### Extracted entries
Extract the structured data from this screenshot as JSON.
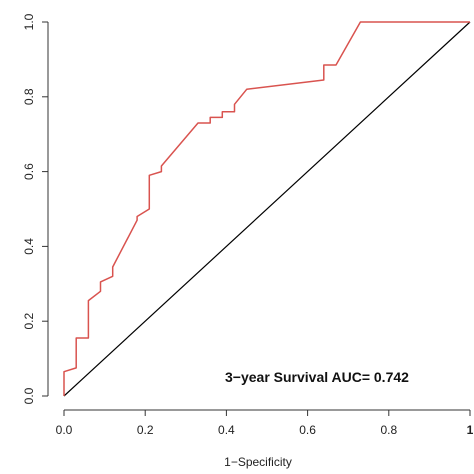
{
  "chart_data": {
    "type": "line",
    "title": "",
    "xlabel": "1−Specificity",
    "ylabel": "",
    "xlim": [
      0,
      1
    ],
    "ylim": [
      0,
      1
    ],
    "x_ticks": [
      "0.0",
      "0.2",
      "0.4",
      "0.6",
      "0.8",
      "1"
    ],
    "y_ticks": [
      "0.0",
      "0.2",
      "0.4",
      "0.6",
      "0.8",
      "1.0"
    ],
    "grid": false,
    "annotation": "3−year Survival AUC= 0.742",
    "colors": {
      "roc": "#d9534f",
      "reference": "#000000",
      "axis": "#333333"
    },
    "series": [
      {
        "values_xy": [
          [
            0.0,
            0.0
          ],
          [
            0.0,
            0.065
          ],
          [
            0.03,
            0.075
          ],
          [
            0.03,
            0.155
          ],
          [
            0.06,
            0.155
          ],
          [
            0.06,
            0.255
          ],
          [
            0.09,
            0.28
          ],
          [
            0.09,
            0.305
          ],
          [
            0.12,
            0.32
          ],
          [
            0.12,
            0.345
          ],
          [
            0.18,
            0.47
          ],
          [
            0.18,
            0.48
          ],
          [
            0.21,
            0.5
          ],
          [
            0.21,
            0.59
          ],
          [
            0.24,
            0.6
          ],
          [
            0.24,
            0.615
          ],
          [
            0.33,
            0.73
          ],
          [
            0.36,
            0.73
          ],
          [
            0.36,
            0.745
          ],
          [
            0.39,
            0.745
          ],
          [
            0.39,
            0.76
          ],
          [
            0.42,
            0.76
          ],
          [
            0.42,
            0.78
          ],
          [
            0.45,
            0.82
          ],
          [
            0.64,
            0.845
          ],
          [
            0.64,
            0.885
          ],
          [
            0.67,
            0.885
          ],
          [
            0.73,
            1.0
          ],
          [
            1.0,
            1.0
          ]
        ]
      },
      {
        "values_xy": [
          [
            0,
            0
          ],
          [
            1,
            1
          ]
        ]
      }
    ]
  }
}
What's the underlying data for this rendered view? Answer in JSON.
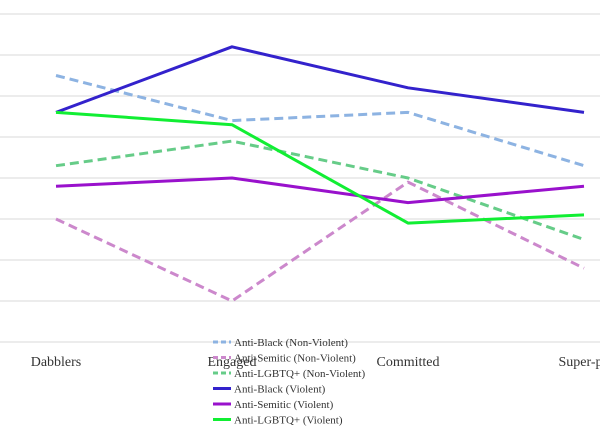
{
  "chart_data": {
    "type": "line",
    "title": "",
    "xlabel": "",
    "ylabel": "",
    "categories": [
      "Dabblers",
      "Engaged",
      "Committed",
      "Super-po"
    ],
    "ylim": [
      0,
      8
    ],
    "grid": true,
    "legend_position": "bottom",
    "series": [
      {
        "name": "Anti-Black (Non-Violent)",
        "values": [
          6.5,
          5.4,
          5.6,
          4.3
        ],
        "color": "#8db3e2",
        "dashed": true
      },
      {
        "name": "Anti-Semitic (Non-Violent)",
        "values": [
          3.0,
          1.0,
          3.9,
          1.8
        ],
        "color": "#cc88cc",
        "dashed": true
      },
      {
        "name": "Anti-LGBTQ+ (Non-Violent)",
        "values": [
          4.3,
          4.9,
          4.0,
          2.5
        ],
        "color": "#66cc88",
        "dashed": true
      },
      {
        "name": "Anti-Black (Violent)",
        "values": [
          5.6,
          7.2,
          6.2,
          5.6
        ],
        "color": "#3322cc",
        "dashed": false
      },
      {
        "name": "Anti-Semitic (Violent)",
        "values": [
          3.8,
          4.0,
          3.4,
          3.8
        ],
        "color": "#9911cc",
        "dashed": false
      },
      {
        "name": "Anti-LGBTQ+ (Violent)",
        "values": [
          5.6,
          5.3,
          2.9,
          3.1
        ],
        "color": "#11ee33",
        "dashed": false
      }
    ]
  }
}
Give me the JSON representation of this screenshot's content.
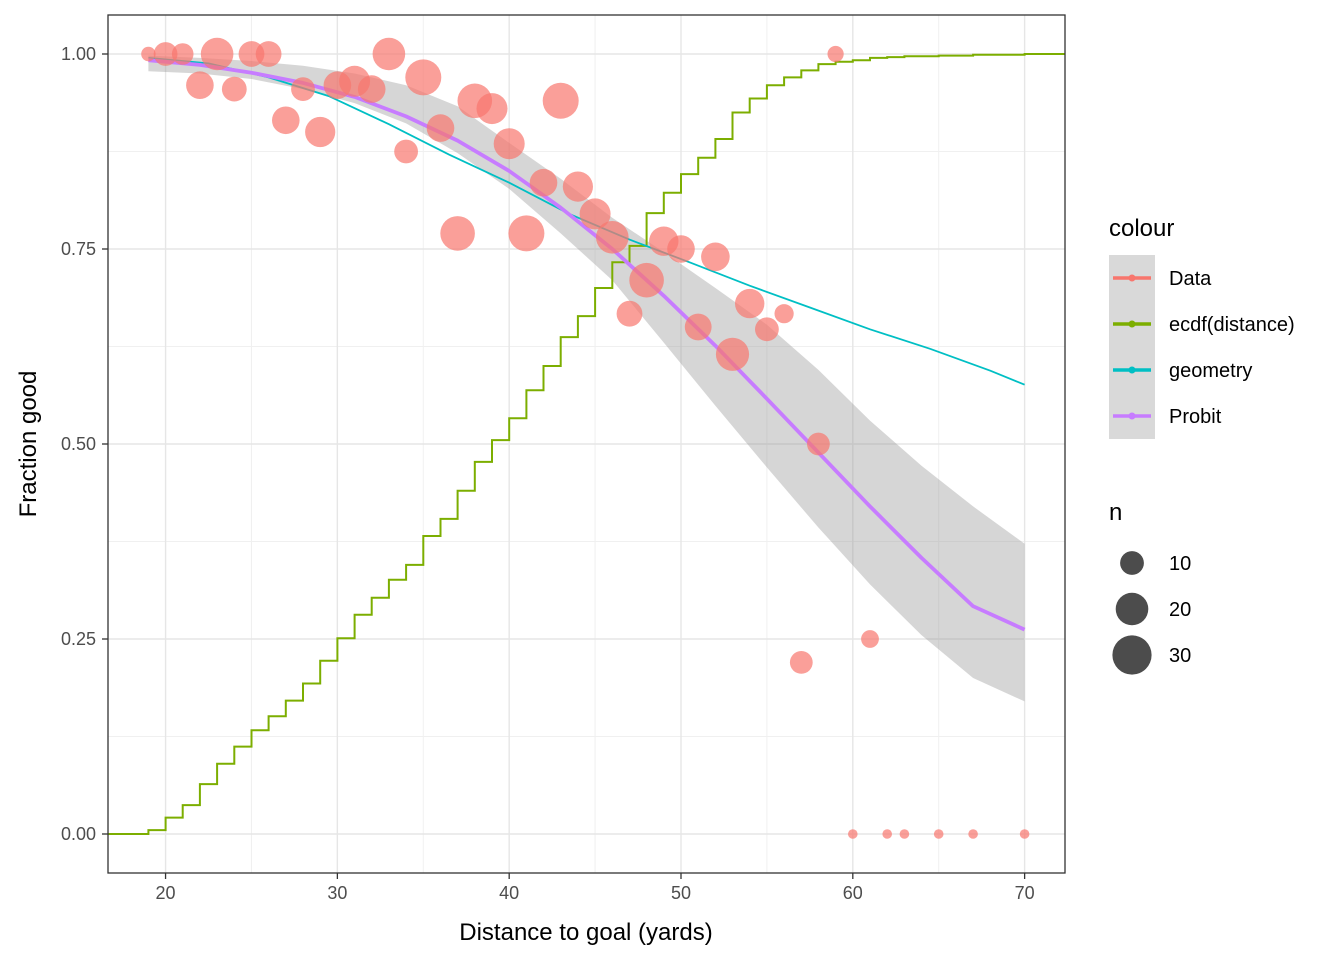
{
  "chart_data": {
    "type": "scatter",
    "title": "",
    "xlabel": "Distance to goal (yards)",
    "ylabel": "Fraction good",
    "xlim": [
      16.65,
      72.35
    ],
    "ylim": [
      -0.05,
      1.05
    ],
    "xticks": [
      20,
      30,
      40,
      50,
      60,
      70
    ],
    "xtick_labels": [
      "20",
      "30",
      "40",
      "50",
      "60",
      "70"
    ],
    "yticks": [
      0,
      0.25,
      0.5,
      0.75,
      1
    ],
    "ytick_labels": [
      "0.00",
      "0.25",
      "0.50",
      "0.75",
      "1.00"
    ],
    "grid": true,
    "theme": "bw",
    "legend_position": "right",
    "colour_legend": {
      "title": "colour",
      "items": [
        {
          "label": "Data",
          "color": "#F8766D"
        },
        {
          "label": "ecdf(distance)",
          "color": "#7CAE00"
        },
        {
          "label": "geometry",
          "color": "#00BFC4"
        },
        {
          "label": "Probit",
          "color": "#C77CFF"
        }
      ]
    },
    "size_legend": {
      "title": "n",
      "items": [
        {
          "label": "10",
          "value": 10
        },
        {
          "label": "20",
          "value": 20
        },
        {
          "label": "30",
          "value": 30
        }
      ]
    },
    "series": [
      {
        "name": "Data",
        "kind": "points",
        "color": "#F8766D",
        "x": [
          19,
          20,
          21,
          22,
          23,
          24,
          25,
          26,
          27,
          28,
          29,
          30,
          31,
          32,
          33,
          34,
          35,
          36,
          37,
          38,
          39,
          40,
          41,
          42,
          43,
          44,
          45,
          46,
          47,
          48,
          49,
          50,
          51,
          52,
          53,
          54,
          55,
          56,
          57,
          58,
          59,
          60,
          61,
          62,
          63,
          65,
          67,
          70
        ],
        "y": [
          1.0,
          1.0,
          1.0,
          0.96,
          1.0,
          0.955,
          1.0,
          1.0,
          0.915,
          0.955,
          0.9,
          0.96,
          0.965,
          0.955,
          1.0,
          0.875,
          0.97,
          0.905,
          0.77,
          0.94,
          0.93,
          0.885,
          0.77,
          0.835,
          0.94,
          0.83,
          0.795,
          0.765,
          0.667,
          0.71,
          0.76,
          0.75,
          0.65,
          0.74,
          0.615,
          0.68,
          0.647,
          0.667,
          0.22,
          0.5,
          1.0,
          0.0,
          0.25,
          0.0,
          0.0,
          0.0,
          0.0,
          0.0
        ],
        "n": [
          3,
          10,
          8,
          14,
          20,
          11,
          12,
          12,
          14,
          10,
          17,
          14,
          18,
          14,
          20,
          10,
          25,
          14,
          23,
          23,
          18,
          18,
          25,
          14,
          25,
          17,
          18,
          20,
          12,
          23,
          16,
          14,
          13,
          15,
          21,
          16,
          10,
          6,
          9,
          9,
          4,
          1,
          5,
          1,
          1,
          1,
          1,
          1
        ]
      },
      {
        "name": "ecdf(distance)",
        "kind": "step",
        "color": "#7CAE00",
        "x": [
          19,
          20,
          21,
          22,
          23,
          24,
          25,
          26,
          27,
          28,
          29,
          30,
          31,
          32,
          33,
          34,
          35,
          36,
          37,
          38,
          39,
          40,
          41,
          42,
          43,
          44,
          45,
          46,
          47,
          48,
          49,
          50,
          51,
          52,
          53,
          54,
          55,
          56,
          57,
          58,
          59,
          60,
          61,
          62,
          63,
          65,
          67,
          70
        ],
        "y": [
          0.005,
          0.021,
          0.037,
          0.064,
          0.09,
          0.112,
          0.133,
          0.151,
          0.171,
          0.193,
          0.222,
          0.251,
          0.281,
          0.303,
          0.326,
          0.345,
          0.382,
          0.404,
          0.44,
          0.477,
          0.505,
          0.533,
          0.569,
          0.6,
          0.637,
          0.664,
          0.7,
          0.733,
          0.754,
          0.796,
          0.822,
          0.846,
          0.867,
          0.891,
          0.925,
          0.943,
          0.96,
          0.97,
          0.979,
          0.987,
          0.99,
          0.992,
          0.995,
          0.996,
          0.997,
          0.998,
          0.999,
          1.0
        ]
      },
      {
        "name": "geometry",
        "kind": "line",
        "color": "#00BFC4",
        "x": [
          19,
          22.5,
          26,
          29.5,
          33,
          36.5,
          40,
          43.5,
          47,
          50.5,
          54,
          57.5,
          61,
          64.5,
          68,
          70
        ],
        "y": [
          0.995,
          0.988,
          0.97,
          0.946,
          0.91,
          0.871,
          0.835,
          0.795,
          0.762,
          0.733,
          0.703,
          0.675,
          0.647,
          0.622,
          0.594,
          0.576
        ]
      },
      {
        "name": "Probit",
        "kind": "line",
        "color": "#C77CFF",
        "x": [
          19,
          22,
          25,
          28,
          31,
          34,
          37,
          40,
          43,
          46,
          49,
          52,
          55,
          58,
          61,
          64,
          67,
          70
        ],
        "y": [
          0.992,
          0.986,
          0.976,
          0.963,
          0.945,
          0.92,
          0.889,
          0.85,
          0.803,
          0.75,
          0.69,
          0.626,
          0.558,
          0.489,
          0.42,
          0.354,
          0.292,
          0.262
        ],
        "ci_lower": [
          0.978,
          0.975,
          0.968,
          0.955,
          0.937,
          0.911,
          0.873,
          0.827,
          0.77,
          0.71,
          0.63,
          0.549,
          0.47,
          0.393,
          0.32,
          0.255,
          0.2,
          0.17
        ],
        "ci_upper": [
          0.998,
          0.995,
          0.991,
          0.985,
          0.975,
          0.96,
          0.933,
          0.886,
          0.84,
          0.79,
          0.746,
          0.7,
          0.653,
          0.595,
          0.53,
          0.472,
          0.42,
          0.372
        ]
      }
    ]
  }
}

### Short problem
The required output is the number of lines containing the word "screenshot", and nothing besides.

### Output below
2